### What to produce
Quote all entries exactly, leaving pictures aside.

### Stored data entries
====================
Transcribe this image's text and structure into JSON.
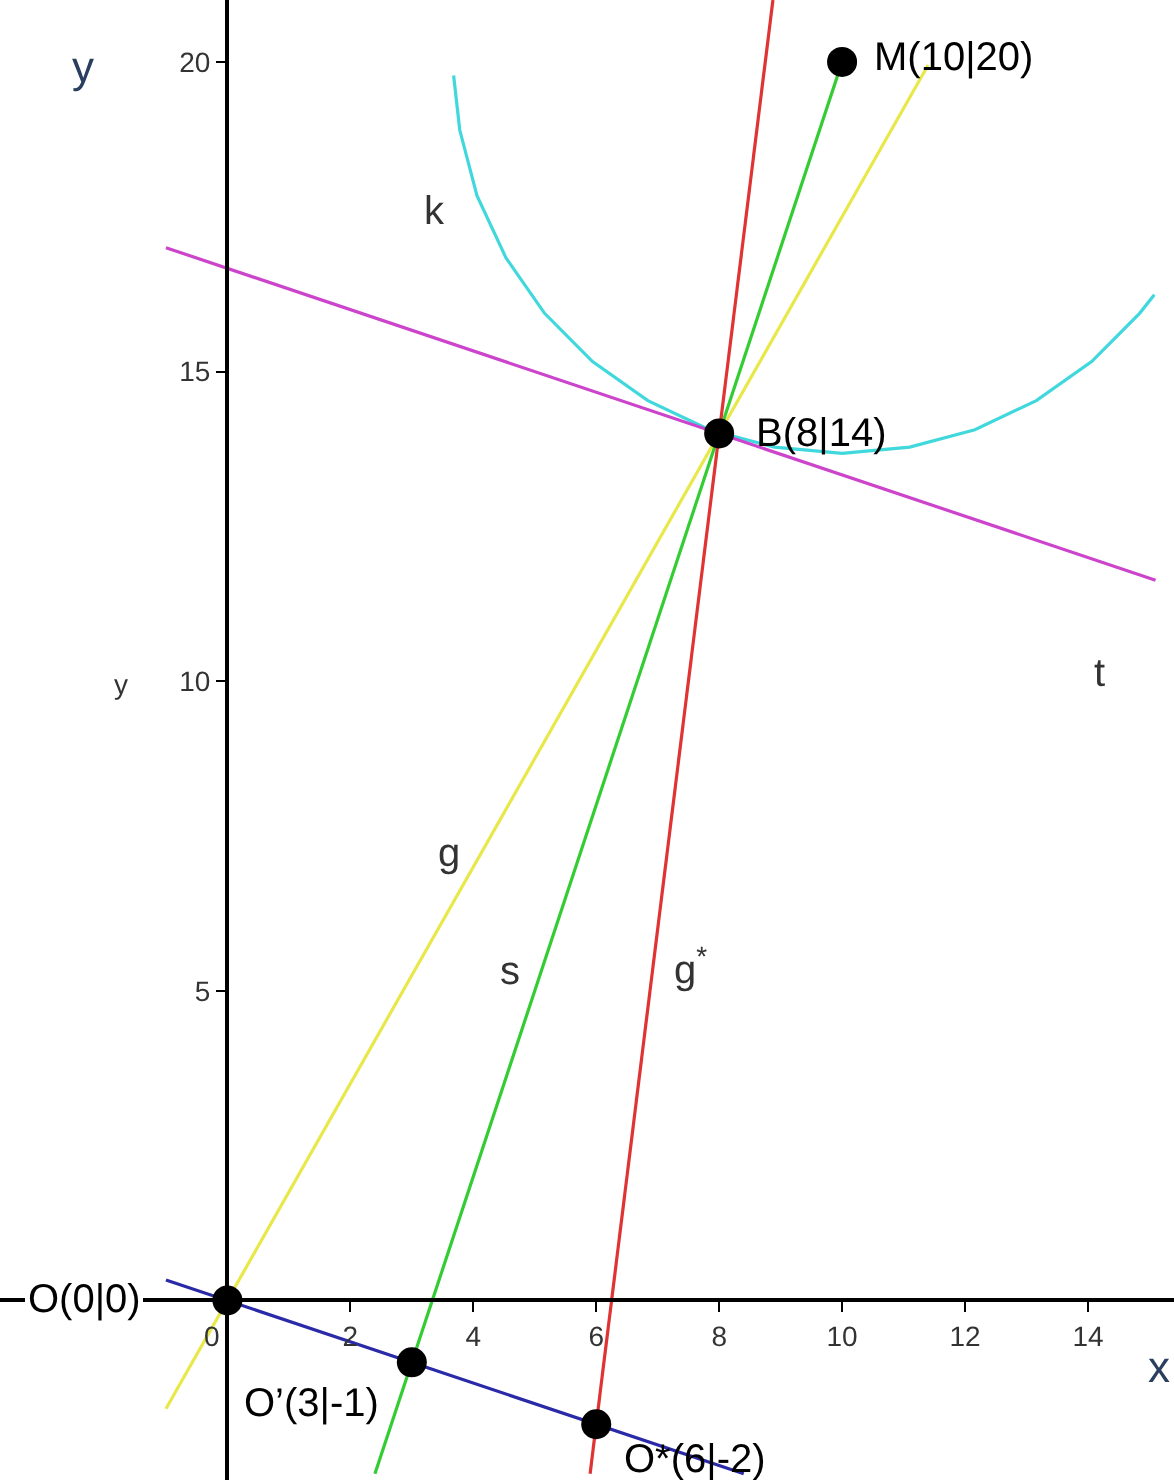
{
  "chart_data": {
    "type": "line",
    "xlabel": "x",
    "ylabel": "y",
    "xlim": [
      -3.7,
      15.4
    ],
    "ylim": [
      -2.9,
      21
    ],
    "xticks": [
      0,
      2,
      4,
      6,
      8,
      10,
      12,
      14
    ],
    "yticks": [
      5,
      10,
      15,
      20
    ],
    "series": [
      {
        "color": "#40d8dc",
        "x": [
          3.68,
          3.78,
          4.06,
          4.53,
          5.16,
          5.94,
          6.84,
          7.84,
          8.9,
          10,
          11.1,
          12.16,
          13.16,
          14.06,
          14.84,
          15.08
        ],
        "values": [
          19.78,
          18.9,
          17.84,
          16.84,
          15.94,
          15.16,
          14.53,
          14.06,
          13.78,
          13.68,
          13.78,
          14.06,
          14.53,
          15.16,
          15.94,
          16.24
        ]
      },
      {
        "color": "#cc44cc",
        "x": [
          -1,
          15.1
        ],
        "values": [
          17,
          11.63
        ]
      },
      {
        "color": "#e8e84a",
        "x": [
          -1,
          11.4
        ],
        "values": [
          -1.75,
          19.95
        ]
      },
      {
        "color": "#33cc33",
        "x": [
          2.4,
          10
        ],
        "values": [
          -2.8,
          20
        ]
      },
      {
        "color": "#e03333",
        "x": [
          5.9,
          8.875
        ],
        "values": [
          -2.8,
          21
        ]
      },
      {
        "color": "#2a2aa8",
        "x": [
          -1,
          8.4
        ],
        "values": [
          0.33,
          -2.8
        ]
      },
      {
        "type": "scatter",
        "marker": "circle",
        "color": "#000000",
        "x": [
          0,
          3,
          6,
          8,
          10
        ],
        "values": [
          0,
          -1,
          -2,
          14,
          20
        ]
      }
    ],
    "annotations": [
      {
        "text": "M(10|20)",
        "x": 10,
        "y": 20
      },
      {
        "text": "B(8|14)",
        "x": 8,
        "y": 14
      },
      {
        "text": "O(0|0)",
        "x": 0,
        "y": 0
      },
      {
        "text": "O’(3|-1)",
        "x": 3,
        "y": -1
      },
      {
        "text": "O*(6|-2)",
        "x": 6,
        "y": -2
      },
      "k",
      "t",
      "g",
      "s",
      "g$^{*}$",
      "y"
    ]
  }
}
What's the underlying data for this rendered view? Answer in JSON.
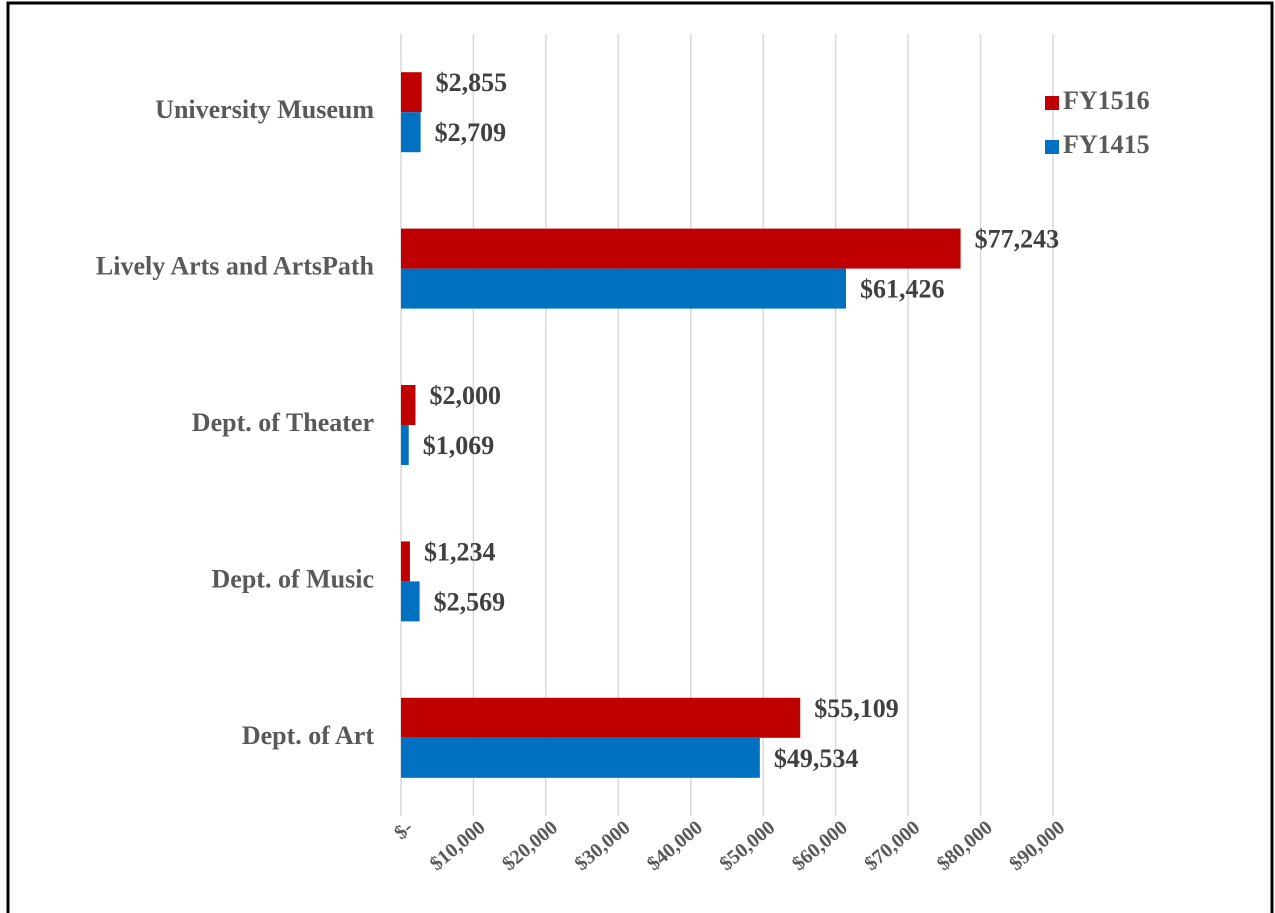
{
  "chart_data": {
    "type": "barh",
    "categories": [
      "University Museum",
      "Lively Arts and ArtsPath",
      "Dept. of Theater",
      "Dept. of Music",
      "Dept. of Art"
    ],
    "series": [
      {
        "name": "FY1516",
        "color": "#c00000",
        "values": [
          2855,
          77243,
          2000,
          1234,
          55109
        ],
        "value_labels": [
          "$2,855",
          "$77,243",
          "$2,000",
          "$1,234",
          "$55,109"
        ]
      },
      {
        "name": "FY1415",
        "color": "#0070c0",
        "values": [
          2709,
          61426,
          1069,
          2569,
          49534
        ],
        "value_labels": [
          "$2,709",
          "$61,426",
          "$1,069",
          "$2,569",
          "$49,534"
        ]
      }
    ],
    "xlim": [
      0,
      90000
    ],
    "xticks": [
      {
        "value": 0,
        "label": "$-"
      },
      {
        "value": 10000,
        "label": "$10,000"
      },
      {
        "value": 20000,
        "label": "$20,000"
      },
      {
        "value": 30000,
        "label": "$30,000"
      },
      {
        "value": 40000,
        "label": "$40,000"
      },
      {
        "value": 50000,
        "label": "$50,000"
      },
      {
        "value": 60000,
        "label": "$60,000"
      },
      {
        "value": 70000,
        "label": "$70,000"
      },
      {
        "value": 80000,
        "label": "$80,000"
      },
      {
        "value": 90000,
        "label": "$90,000"
      }
    ],
    "grid": true,
    "legend": "top-right"
  }
}
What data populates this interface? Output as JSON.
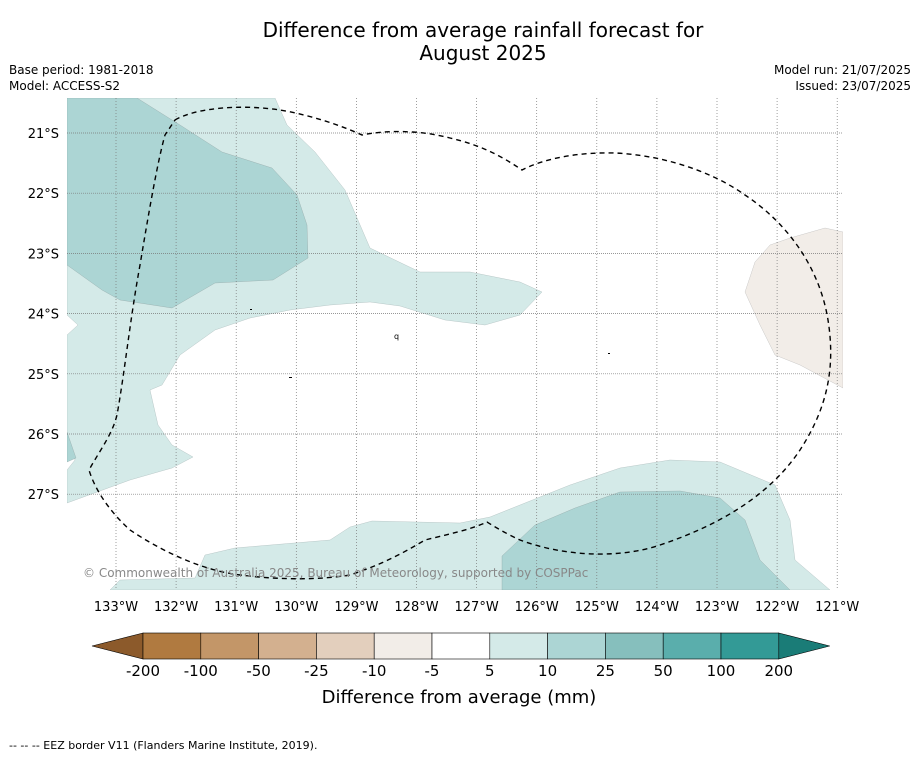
{
  "title": {
    "line1": "Difference from average rainfall forecast for",
    "line2": "August 2025"
  },
  "meta_left": {
    "base_period": "Base period: 1981-2018",
    "model": "Model: ACCESS-S2"
  },
  "meta_right": {
    "model_run": "Model run: 21/07/2025",
    "issued": "Issued: 23/07/2025"
  },
  "map": {
    "lat_labels": [
      "21°S",
      "22°S",
      "23°S",
      "24°S",
      "25°S",
      "26°S",
      "27°S"
    ],
    "lon_labels": [
      "133°W",
      "132°W",
      "131°W",
      "130°W",
      "129°W",
      "128°W",
      "127°W",
      "126°W",
      "125°W",
      "124°W",
      "123°W",
      "122°W",
      "121°W"
    ],
    "copyright": "© Commonwealth of Australia 2025, Bureau of Meteorology, supported by COSPPac",
    "colors": {
      "wet_light": "#d4eae8",
      "wet_medium": "#acd5d4",
      "dry_light": "#f2ede8",
      "gridline": "#777777"
    }
  },
  "colorbar": {
    "label": "Difference from average (mm)",
    "ticks": [
      "-200",
      "-100",
      "-50",
      "-25",
      "-10",
      "-5",
      "5",
      "10",
      "25",
      "50",
      "100",
      "200"
    ],
    "colors": [
      "#8c5a2b",
      "#b07a40",
      "#c39668",
      "#d3b08f",
      "#e3cfbd",
      "#f2ede8",
      "#ffffff",
      "#d4eae8",
      "#acd5d4",
      "#86bfbd",
      "#5aaeac",
      "#339a96",
      "#1a7c77"
    ]
  },
  "footer": "--  --  -- EEZ border V11 (Flanders Marine Institute, 2019)."
}
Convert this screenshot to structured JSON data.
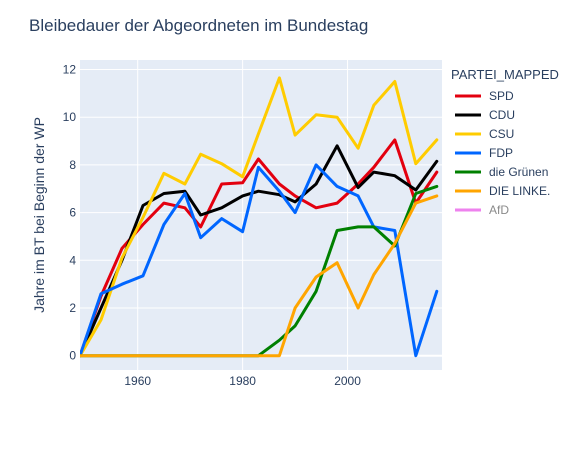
====================
### Reply
Transcribe this image's text and structure into JSON.
{
  "chart_data": {
    "type": "line",
    "xlabel": "x",
    "ylabel": "y",
    "xlim": [
      -3.7,
      15.4
    ],
    "ylim": [
      -2.9,
      21
    ],
    "xticks": [
      0,
      2,
      4,
      6,
      8,
      10,
      12,
      14
    ],
    "yticks": [
      5,
      10,
      15,
      20
    ],
    "series": [
      {
        "color": "#40d8dc",
        "x": [
          3.68,
          3.78,
          4.06,
          4.53,
          5.16,
          5.94,
          6.84,
          7.84,
          8.9,
          10,
          11.1,
          12.16,
          13.16,
          14.06,
          14.84,
          15.08
        ],
        "values": [
          19.78,
          18.9,
          17.84,
          16.84,
          15.94,
          15.16,
          14.53,
          14.06,
          13.78,
          13.68,
          13.78,
          14.06,
          14.53,
          15.16,
          15.94,
          16.24
        ]
      },
      {
        "color": "#cc44cc",
        "x": [
          -1,
          15.1
        ],
        "values": [
          17,
          11.63
        ]
      },
      {
        "color": "#e8e84a",
        "x": [
          -1,
          11.4
        ],
        "values": [
          -1.75,
          19.95
        ]
      },
      {
        "color": "#33cc33",
        "x": [
          2.4,
          10
        ],
        "values": [
          -2.8,
          20
        ]
      },
      {
        "color": "#e03333",
        "x": [
          5.9,
          8.875
        ],
        "values": [
          -2.8,
          21
        ]
      },
      {
        "color": "#2a2aa8",
        "x": [
          -1,
          8.4
        ],
        "values": [
          0.33,
          -2.8
        ]
      },
      {
        "type": "scatter",
        "marker": "circle",
        "color": "#000000",
        "x": [
          0,
          3,
          6,
          8,
          10
        ],
        "values": [
          0,
          -1,
          -2,
          14,
          20
        ]
      }
    ],
    "annotations": [
      {
        "text": "M(10|20)",
        "x": 10,
        "y": 20
      },
      {
        "text": "B(8|14)",
        "x": 8,
        "y": 14
      },
      {
        "text": "O(0|0)",
        "x": 0,
        "y": 0
      },
      {
        "text": "O’(3|-1)",
        "x": 3,
        "y": -1
      },
      {
        "text": "O*(6|-2)",
        "x": 6,
        "y": -2
      },
      "k",
      "t",
      "g",
      "s",
      "g$^{*}$",
      "y"
    ]
  }
}
What's the underlying data for this rendered view? Answer in JSON.
{
  "chart_data": {
    "type": "barh",
    "categories": [
      "University Museum",
      "Lively Arts and ArtsPath",
      "Dept. of Theater",
      "Dept. of Music",
      "Dept. of Art"
    ],
    "series": [
      {
        "name": "FY1516",
        "color": "#c00000",
        "values": [
          2855,
          77243,
          2000,
          1234,
          55109
        ],
        "value_labels": [
          "$2,855",
          "$77,243",
          "$2,000",
          "$1,234",
          "$55,109"
        ]
      },
      {
        "name": "FY1415",
        "color": "#0070c0",
        "values": [
          2709,
          61426,
          1069,
          2569,
          49534
        ],
        "value_labels": [
          "$2,709",
          "$61,426",
          "$1,069",
          "$2,569",
          "$49,534"
        ]
      }
    ],
    "xlim": [
      0,
      90000
    ],
    "xticks": [
      {
        "value": 0,
        "label": "$-"
      },
      {
        "value": 10000,
        "label": "$10,000"
      },
      {
        "value": 20000,
        "label": "$20,000"
      },
      {
        "value": 30000,
        "label": "$30,000"
      },
      {
        "value": 40000,
        "label": "$40,000"
      },
      {
        "value": 50000,
        "label": "$50,000"
      },
      {
        "value": 60000,
        "label": "$60,000"
      },
      {
        "value": 70000,
        "label": "$70,000"
      },
      {
        "value": 80000,
        "label": "$80,000"
      },
      {
        "value": 90000,
        "label": "$90,000"
      }
    ],
    "grid": true,
    "legend": "top-right"
  }
}
What data populates this interface? Output as JSON.
{
  "title": {
    "line1": "Difference from average rainfall forecast for",
    "line2": "August 2025"
  },
  "meta_left": {
    "base_period": "Base period: 1981-2018",
    "model": "Model: ACCESS-S2"
  },
  "meta_right": {
    "model_run": "Model run: 21/07/2025",
    "issued": "Issued: 23/07/2025"
  },
  "map": {
    "lat_labels": [
      "21°S",
      "22°S",
      "23°S",
      "24°S",
      "25°S",
      "26°S",
      "27°S"
    ],
    "lon_labels": [
      "133°W",
      "132°W",
      "131°W",
      "130°W",
      "129°W",
      "128°W",
      "127°W",
      "126°W",
      "125°W",
      "124°W",
      "123°W",
      "122°W",
      "121°W"
    ],
    "copyright": "© Commonwealth of Australia 2025, Bureau of Meteorology, supported by COSPPac",
    "colors": {
      "wet_light": "#d4eae8",
      "wet_medium": "#acd5d4",
      "dry_light": "#f2ede8",
      "gridline": "#777777"
    }
  },
  "colorbar": {
    "label": "Difference from average (mm)",
    "ticks": [
      "-200",
      "-100",
      "-50",
      "-25",
      "-10",
      "-5",
      "5",
      "10",
      "25",
      "50",
      "100",
      "200"
    ],
    "colors": [
      "#8c5a2b",
      "#b07a40",
      "#c39668",
      "#d3b08f",
      "#e3cfbd",
      "#f2ede8",
      "#ffffff",
      "#d4eae8",
      "#acd5d4",
      "#86bfbd",
      "#5aaeac",
      "#339a96",
      "#1a7c77"
    ]
  },
  "footer": "--  --  -- EEZ border V11 (Flanders Marine Institute, 2019)."
}
Convert this screenshot to structured JSON data.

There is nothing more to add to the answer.